■ **To do**:
Return the listing below verbatim. Pictures do not belong in the copy.

■ **Data for this task**:
════

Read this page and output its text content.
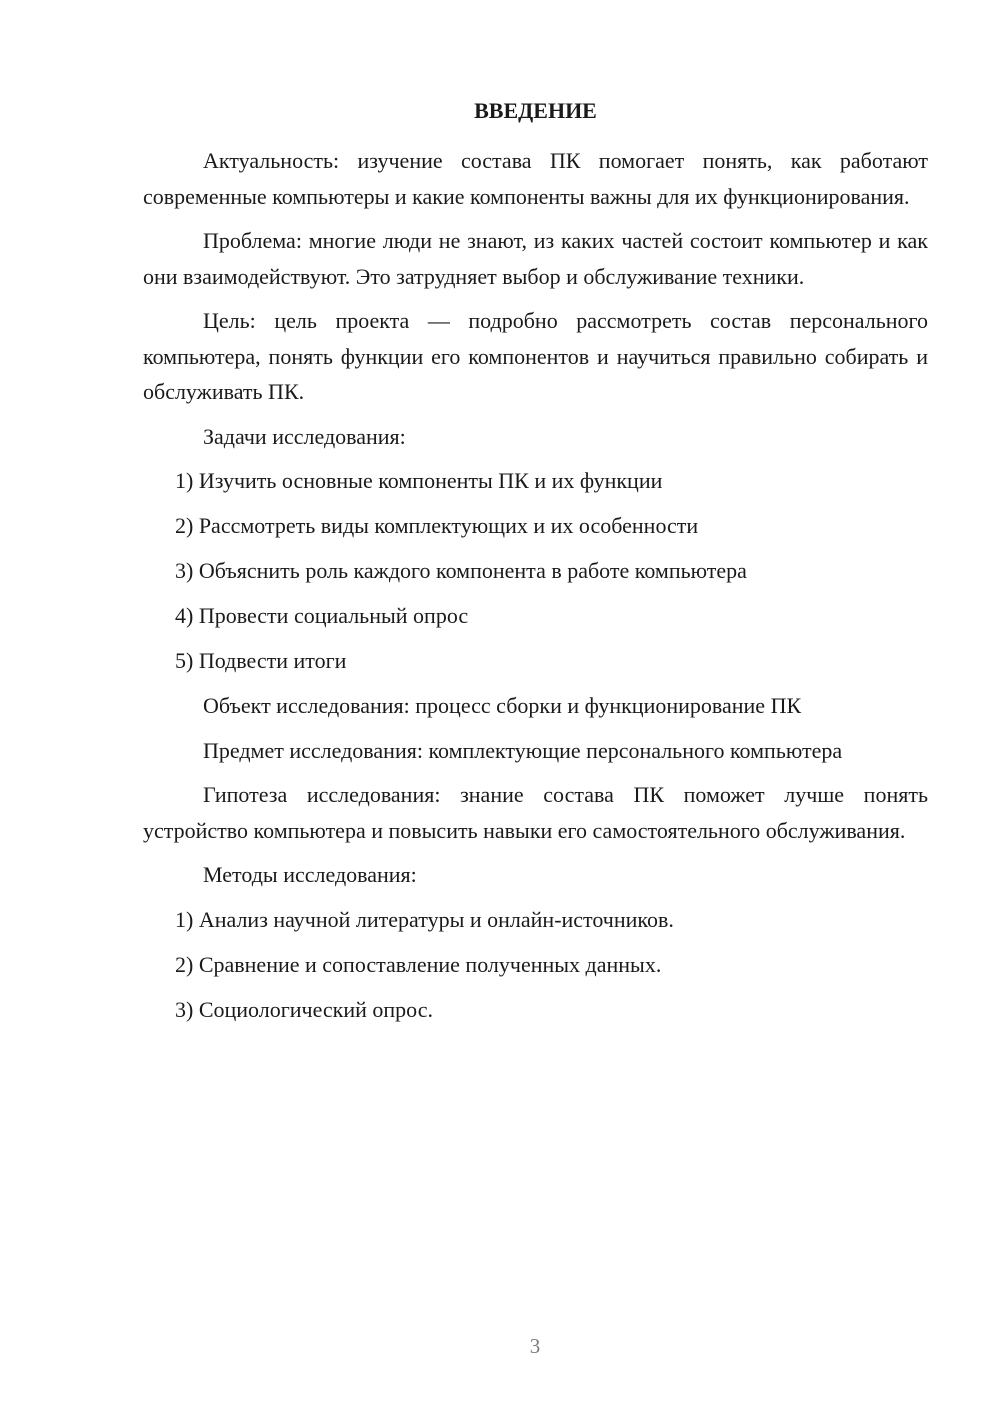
ВВЕДЕНИЕ

Актуальность: изучение состава ПК помогает понять, как работают современные компьютеры и какие компоненты важны для их функционирования.

Проблема: многие люди не знают, из каких частей состоит компьютер и как они взаимодействуют. Это затрудняет выбор и обслуживание техники.

Цель: цель проекта — подробно рассмотреть состав персонального компьютера, понять функции его компонентов и научиться правильно собирать и обслуживать ПК.

Задачи исследования:

1) Изучить основные компоненты ПК и их функции

2) Рассмотреть виды комплектующих и их особенности

3) Объяснить роль каждого компонента в работе компьютера

4) Провести социальный опрос

5) Подвести итоги

Объект исследования: процесс сборки и функционирование ПК

Предмет исследования: комплектующие персонального компьютера

Гипотеза исследования: знание состава ПК поможет лучше понять устройство компьютера и повысить навыки его самостоятельного обслуживания.

Методы исследования:

1) Анализ научной литературы и онлайн-источников.

2) Сравнение и сопоставление полученных данных.

3) Социологический опрос.

3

════

■ **Expected answer**:
Read this page and output its text content.
ВВЕДЕНИЕ

Актуальность: изучение состава ПК помогает понять, как работают современные компьютеры и какие компоненты важны для их функционирования.

Проблема: многие люди не знают, из каких частей состоит компьютер и как они взаимодействуют. Это затрудняет выбор и обслуживание техники.

Цель: цель проекта — подробно рассмотреть состав персонального компьютера, понять функции его компонентов и научиться правильно собирать и обслуживать ПК.

Задачи исследования:

1) Изучить основные компоненты ПК и их функции

2) Рассмотреть виды комплектующих и их особенности

3) Объяснить роль каждого компонента в работе компьютера

4) Провести социальный опрос

5) Подвести итоги

Объект исследования: процесс сборки и функционирование ПК

Предмет исследования: комплектующие персонального компьютера

Гипотеза исследования: знание состава ПК поможет лучше понять устройство компьютера и повысить навыки его самостоятельного обслуживания.

Методы исследования:

1) Анализ научной литературы и онлайн-источников.

2) Сравнение и сопоставление полученных данных.

3) Социологический опрос.

3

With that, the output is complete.